Racconta di Nabbo, di professione tuttofare, coinvolto in un’avventura con al centro un ransomware (un malware che estorce denaro) che terrà sotto scacco l’intera città e su cui dovrà indagare cercando una soluzione.
Aiutarlo sarà una missione impegnativa ma non impossibile!
Tutti devono imparare a difendersi dagli attacchi informatici
Per soddisfare i bisogni di una società sempre più informatizzata e tecnologica è necessario investire in cybersecurity anche dopo e al di fuori dei percorsi di studio.
Per raggiungere questo obiettivo sono necessari almeno altri due step, che sono la formazione professionale e la sensibilizzazione dei cittadini.
Occuparsi della formazione professionale, per aziende private e istituzioni, significa formare e aggiornare le figure impegnate più o meno direttamente nella cybersecurity.
Poi, dal momento che gli strumenti digitali sono utilizzati ormai da chiunque, tutti devono essere informati in materia.
La formazione e la sensibilizzazione dei cittadini è necessaria a fornire loro le nozioni elementari di cybersecurity e i concetti base di quella che viene ormai comunemente chiamata cyberhygiene (o igiene digitale), che consiste in un comportamento prudente verso le mille insidie che si incontrano quotidianamente nei dispositivi come smartphone, PC e tablet.

# # # # #

▸ **Consegne**:
(1) Secondo il brano sulla cybersecurity, quali sono i due step ulteriori necessari per raggiungere l'obiettivo?
(2) Scrivi il seguito del brano sulla cybersecurity, partendo subito dopo la sua ultima frase.
Le righe riportate più avanti non servono.

▸ **Dati forniti**:
# # # # #

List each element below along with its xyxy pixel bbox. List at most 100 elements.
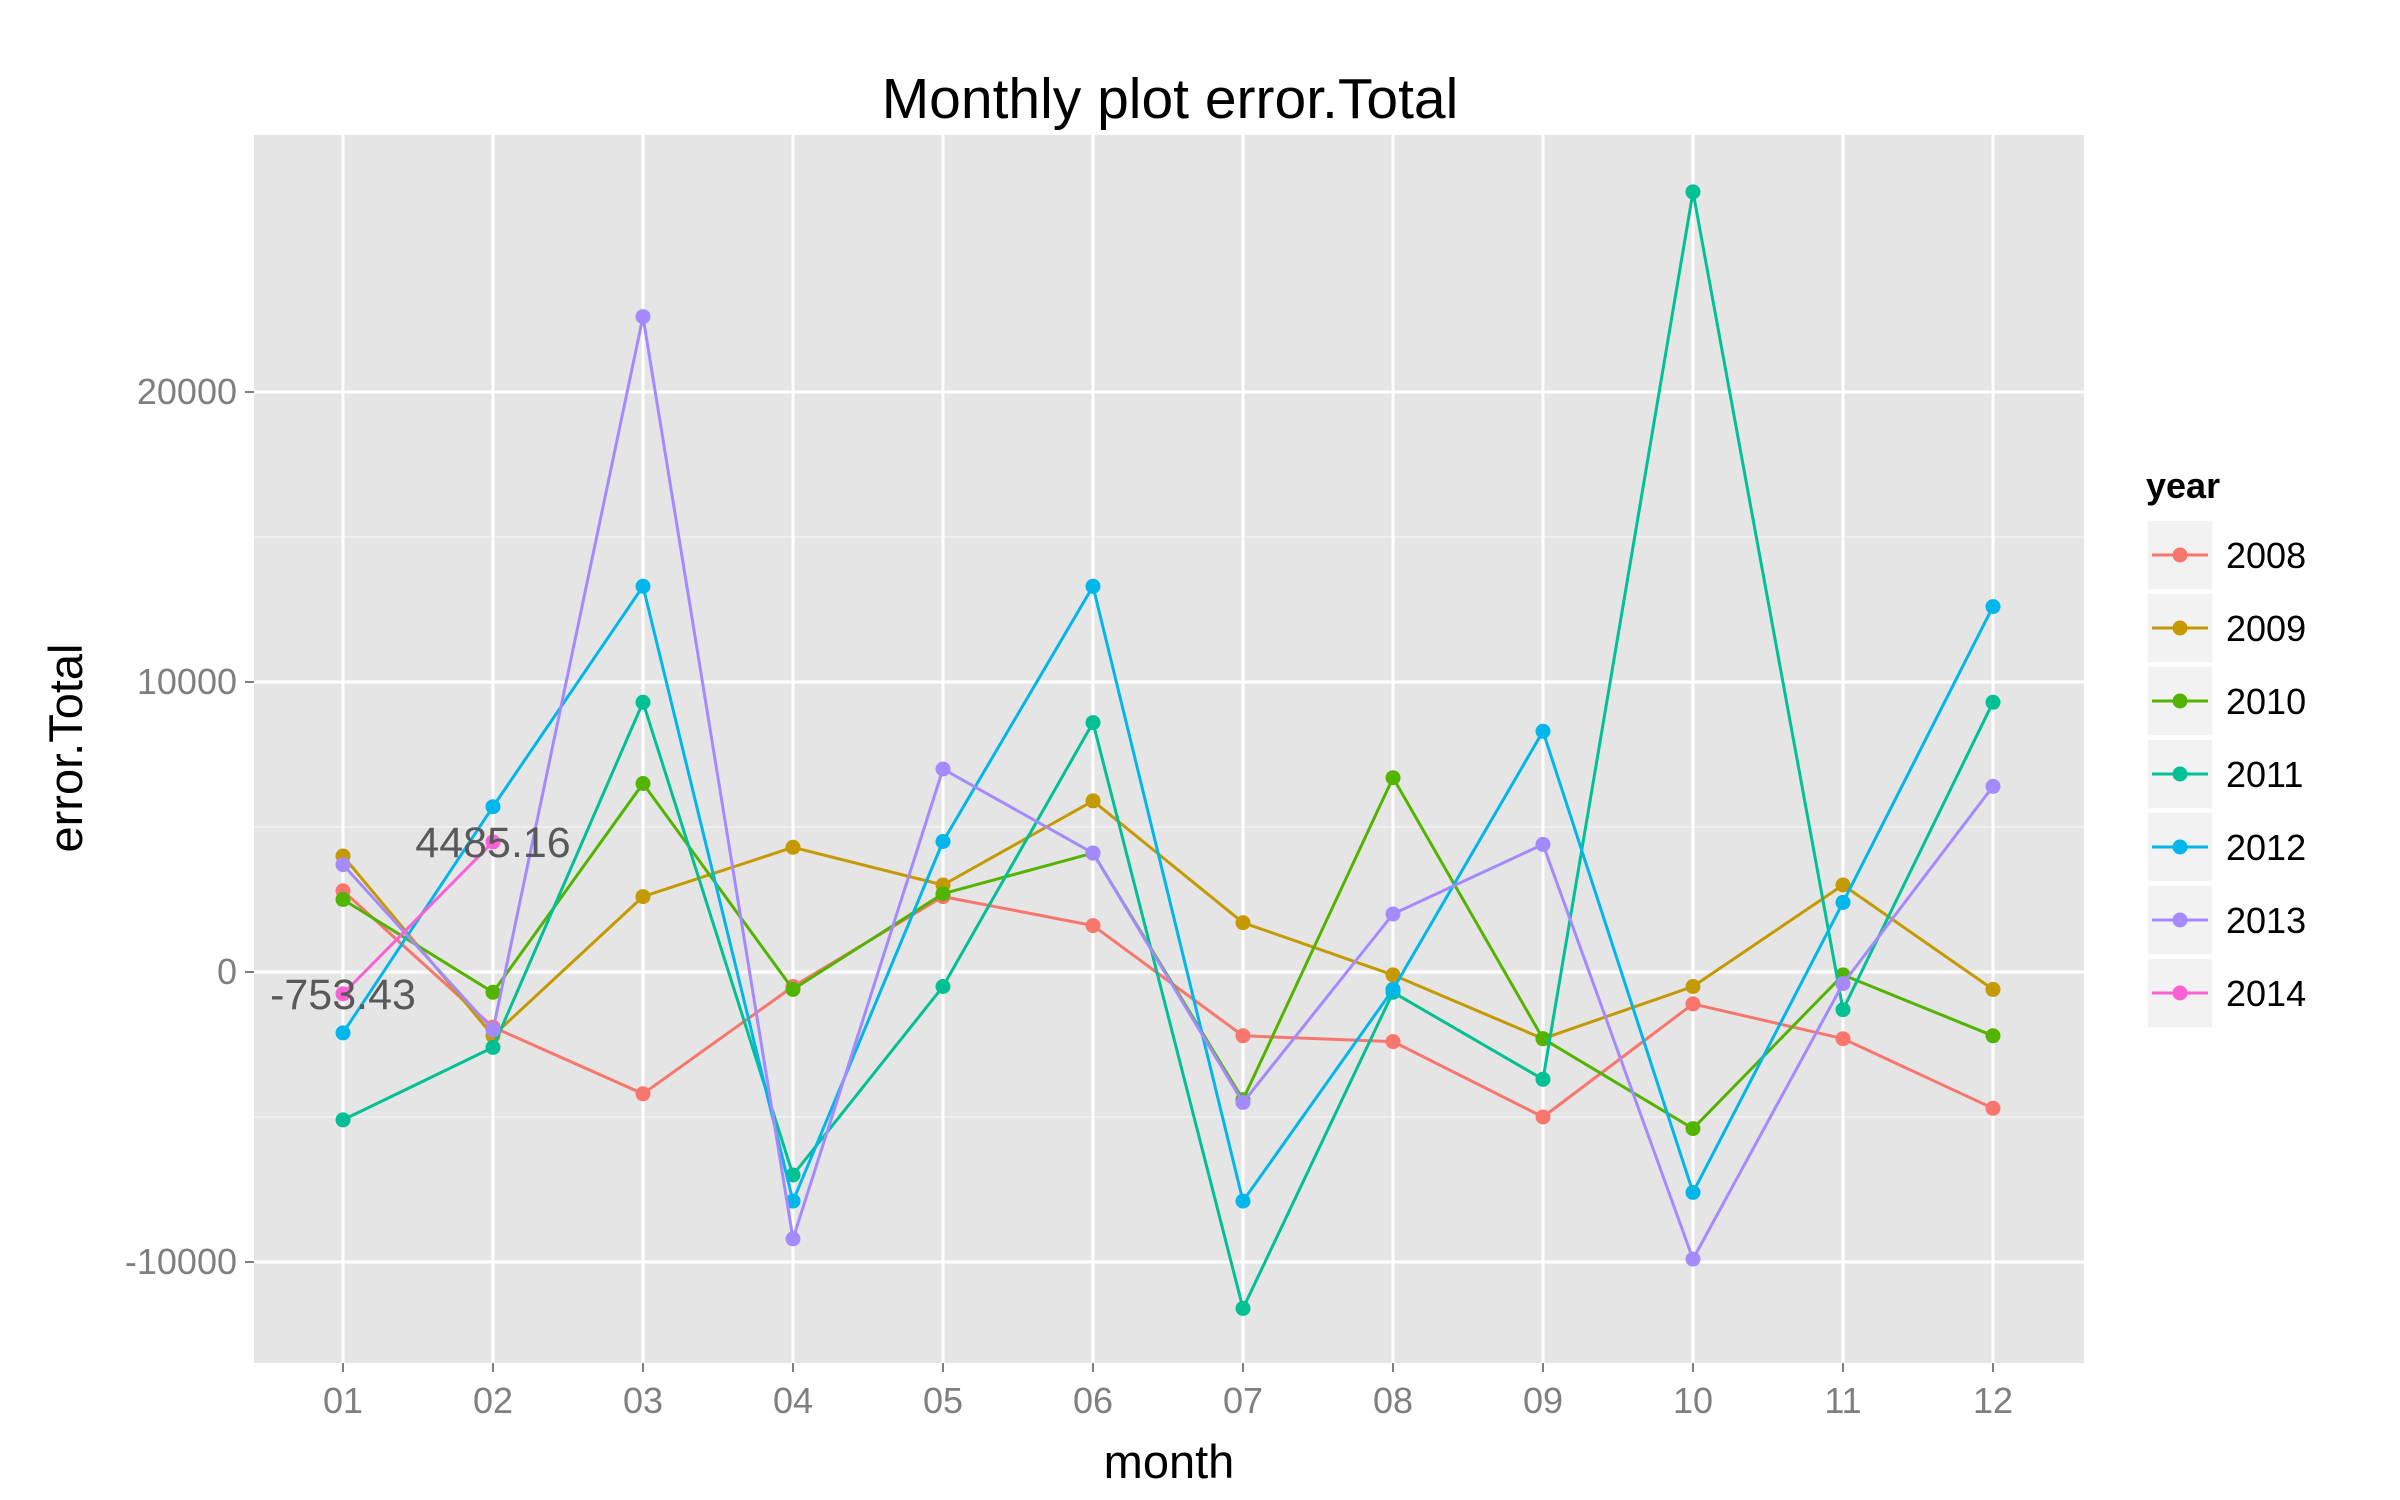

# # # # #

▸ **Soluzioni**:
(1) La formazione professionale e la sensibilizzazione dei cittadini.

(2)
Grazie a un’adeguata educazione della società alla cybersecurity, nessun utente sarà impreparato nel momento in cui riceve email o messaggi sospetti.
Non collegherà mai un’unità flash USB (più nota come chiavetta USB) sconosciuta al proprio dispositivo e non gestirà password in maniera insicura.
Ancora, non visiterà mai un sito web pericoloso né tantomeno aprirà file inattesi, comparsi in qualche sullo schermo del proprio smartphone.
Non si collegherà nemmeno a reti wi-fi sconosciute, o apparentemente conosciute, libere da password.
Alcune sono piccole accortezze, altre implicano cambiamenti consistenti al livello sociale, culturale e politico.
Tutte comunque sono iniziative indispensabili affinché ognuno si senta libero e sicuro nello spazio indefinito e indefinibile della rete.